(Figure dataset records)
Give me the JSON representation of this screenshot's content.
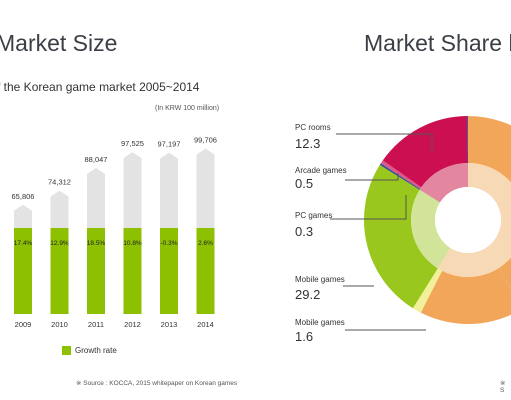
{
  "left_panel": {
    "title": "Market Size",
    "subtitle": "f the Korean game market 2005~2014",
    "unit": "(In KRW 100 million)",
    "legend": "Growth rate",
    "source": "※ Source : KOCCA, 2015 whitepaper on Korean games"
  },
  "right_panel": {
    "title": "Market Share by",
    "source_mark": "※ S"
  },
  "colors": {
    "bar_gray": "#e3e3e3",
    "bar_green": "#8cc000",
    "pc_rooms": "#cc0f50",
    "pc_rooms_inner": "#e2879f",
    "arcade": "#d95a8a",
    "pc_games": "#2d4a9c",
    "mobile": "#99c71d",
    "mobile_inner": "#d2e39a",
    "mobile_small": "#f2f19a",
    "orange": "#f2a65a",
    "orange_inner": "#f8d9b6",
    "callout_line": "#555555"
  },
  "chart_data": [
    {
      "type": "bar",
      "categories": [
        "2009",
        "2010",
        "2011",
        "2012",
        "2013",
        "2014"
      ],
      "series": [
        {
          "name": "",
          "values": [
            65806,
            74312,
            88047,
            97525,
            97197,
            99706
          ]
        },
        {
          "name": "Growth rate",
          "values": [
            17.4,
            12.9,
            18.5,
            10.8,
            -0.3,
            2.6
          ]
        }
      ],
      "value_labels": [
        "65,806",
        "74,312",
        "88,047",
        "97,525",
        "97,197",
        "99,706"
      ],
      "growth_labels": [
        "17.4%",
        "12.9%",
        "18.5%",
        "10.8%",
        "-0.3%",
        "2.6%"
      ],
      "ylim": [
        0,
        100000
      ]
    },
    {
      "type": "pie",
      "labels": [
        "PC rooms",
        "Arcade games",
        "PC games",
        "Mobile games",
        "Mobile games"
      ],
      "values": [
        12.3,
        0.5,
        0.3,
        29.2,
        1.6
      ],
      "value_labels": [
        "12.3",
        "0.5",
        "0.3",
        "29.2",
        "1.6"
      ]
    }
  ]
}
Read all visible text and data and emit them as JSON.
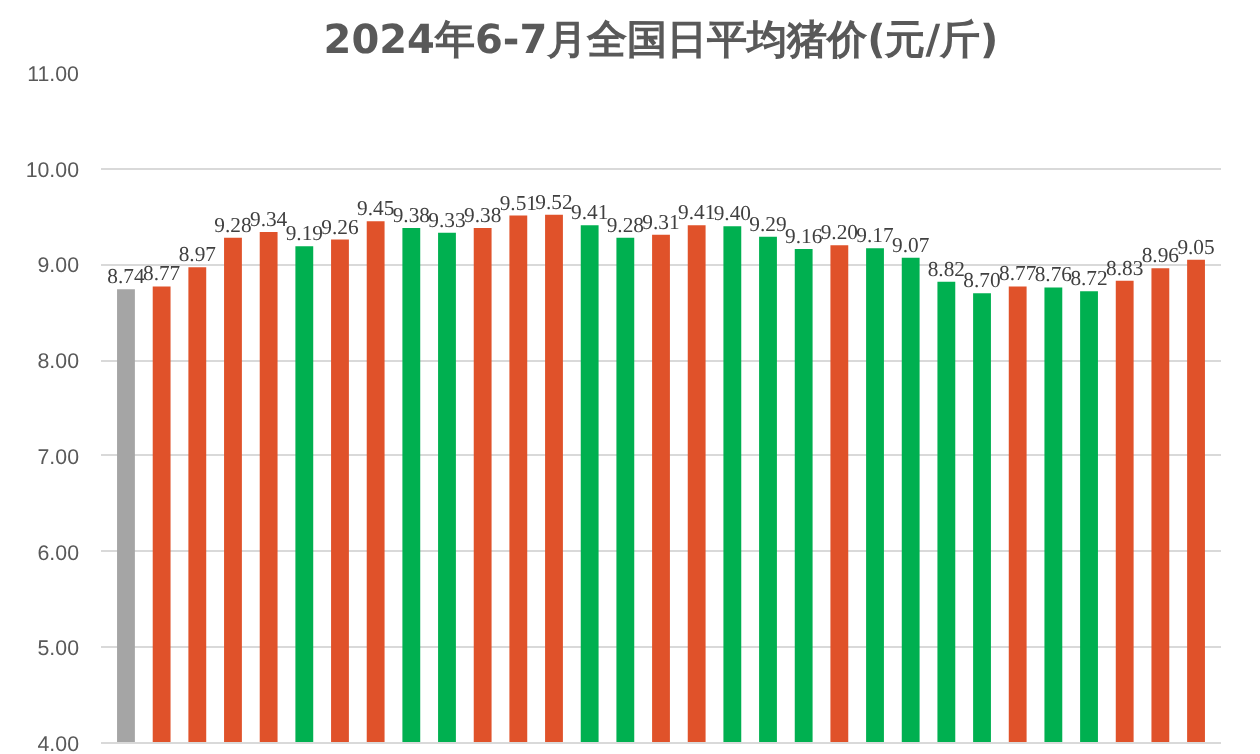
{
  "chart_data": {
    "type": "bar",
    "title": "2024年6-7月全国日平均猪价(元/斤)",
    "categories": [
      null,
      null,
      null,
      null,
      null,
      null,
      null,
      null,
      null,
      null,
      null,
      null,
      null,
      null,
      null,
      null,
      null,
      null,
      null,
      null,
      null,
      null,
      null,
      null,
      null,
      null,
      null,
      null,
      null,
      null,
      null
    ],
    "values": [
      8.74,
      8.77,
      8.97,
      9.28,
      9.34,
      9.19,
      9.26,
      9.45,
      9.38,
      9.33,
      9.38,
      9.51,
      9.52,
      9.41,
      9.28,
      9.31,
      9.41,
      9.4,
      9.29,
      9.16,
      9.2,
      9.17,
      9.07,
      8.82,
      8.7,
      8.77,
      8.76,
      8.72,
      8.83,
      8.96,
      9.05
    ],
    "value_labels": [
      "8.74",
      "8.77",
      "8.97",
      "9.28",
      "9.34",
      "9.19",
      "9.26",
      "9.45",
      "9.38",
      "9.33",
      "9.38",
      "9.51",
      "9.52",
      "9.41",
      "9.28",
      "9.31",
      "9.41",
      "9.40",
      "9.29",
      "9.16",
      "9.20",
      "9.17",
      "9.07",
      "8.82",
      "8.70",
      "8.77",
      "8.76",
      "8.72",
      "8.83",
      "8.96",
      "9.05"
    ],
    "colors": [
      "#a5a5a5",
      "#e0522a",
      "#e0522a",
      "#e0522a",
      "#e0522a",
      "#00b050",
      "#e0522a",
      "#e0522a",
      "#00b050",
      "#00b050",
      "#e0522a",
      "#e0522a",
      "#e0522a",
      "#00b050",
      "#00b050",
      "#e0522a",
      "#e0522a",
      "#00b050",
      "#00b050",
      "#00b050",
      "#e0522a",
      "#00b050",
      "#00b050",
      "#00b050",
      "#00b050",
      "#e0522a",
      "#00b050",
      "#00b050",
      "#e0522a",
      "#e0522a",
      "#e0522a"
    ],
    "ylim": [
      4,
      11
    ],
    "yticks": [
      {
        "value": 4,
        "label": "4.00"
      },
      {
        "value": 5,
        "label": "5.00"
      },
      {
        "value": 6,
        "label": "6.00"
      },
      {
        "value": 7,
        "label": "7.00"
      },
      {
        "value": 8,
        "label": "8.00"
      },
      {
        "value": 9,
        "label": "9.00"
      },
      {
        "value": 10,
        "label": "10.00"
      },
      {
        "value": 11,
        "label": "11.00"
      }
    ],
    "grid": "y"
  }
}
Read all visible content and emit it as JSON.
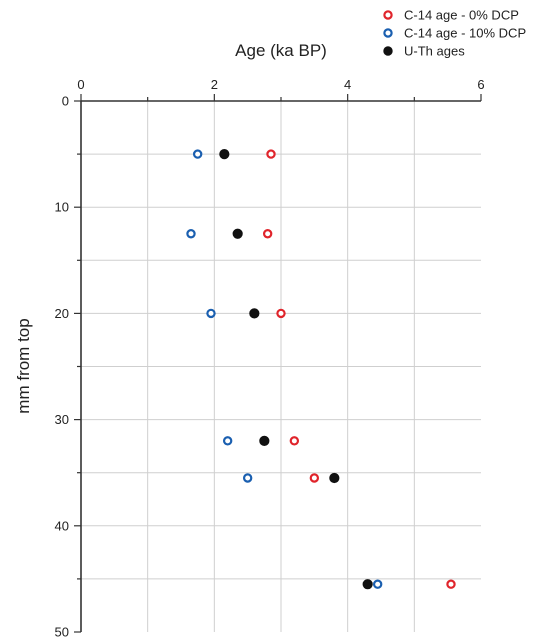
{
  "chart_data": {
    "type": "scatter",
    "title": "",
    "xlabel": "Age (ka BP)",
    "ylabel": "mm from top",
    "xlim": [
      0,
      6
    ],
    "ylim": [
      0,
      50
    ],
    "x_axis_position": "top",
    "y_axis_inverted": true,
    "grid": true,
    "x_ticks": [
      "0",
      "2",
      "4",
      "6"
    ],
    "y_ticks": [
      "0",
      "10",
      "20",
      "30",
      "40",
      "50"
    ],
    "legend_position": "top-right",
    "series": [
      {
        "name": "C-14 age - 0% DCP",
        "marker": "open-circle",
        "color": "#e0242b",
        "points": [
          [
            2.85,
            5
          ],
          [
            2.8,
            12.5
          ],
          [
            3.0,
            20
          ],
          [
            3.2,
            32
          ],
          [
            3.5,
            35.5
          ],
          [
            5.55,
            45.5
          ]
        ]
      },
      {
        "name": "C-14 age - 10% DCP",
        "marker": "open-circle",
        "color": "#1a5fb0",
        "points": [
          [
            1.75,
            5
          ],
          [
            1.65,
            12.5
          ],
          [
            1.95,
            20
          ],
          [
            2.2,
            32
          ],
          [
            2.5,
            35.5
          ],
          [
            4.45,
            45.5
          ]
        ]
      },
      {
        "name": "U-Th ages",
        "marker": "filled-circle",
        "color": "#111111",
        "points": [
          [
            2.15,
            5
          ],
          [
            2.35,
            12.5
          ],
          [
            2.6,
            20
          ],
          [
            2.75,
            32
          ],
          [
            3.8,
            35.5
          ],
          [
            4.3,
            45.5
          ]
        ]
      }
    ]
  }
}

• **Task to complete**: Where a line of the entries contains the word "rate", copy that line.

• **Exercise response**:
    "legend": "Growth rate",
          "name": "Growth rate",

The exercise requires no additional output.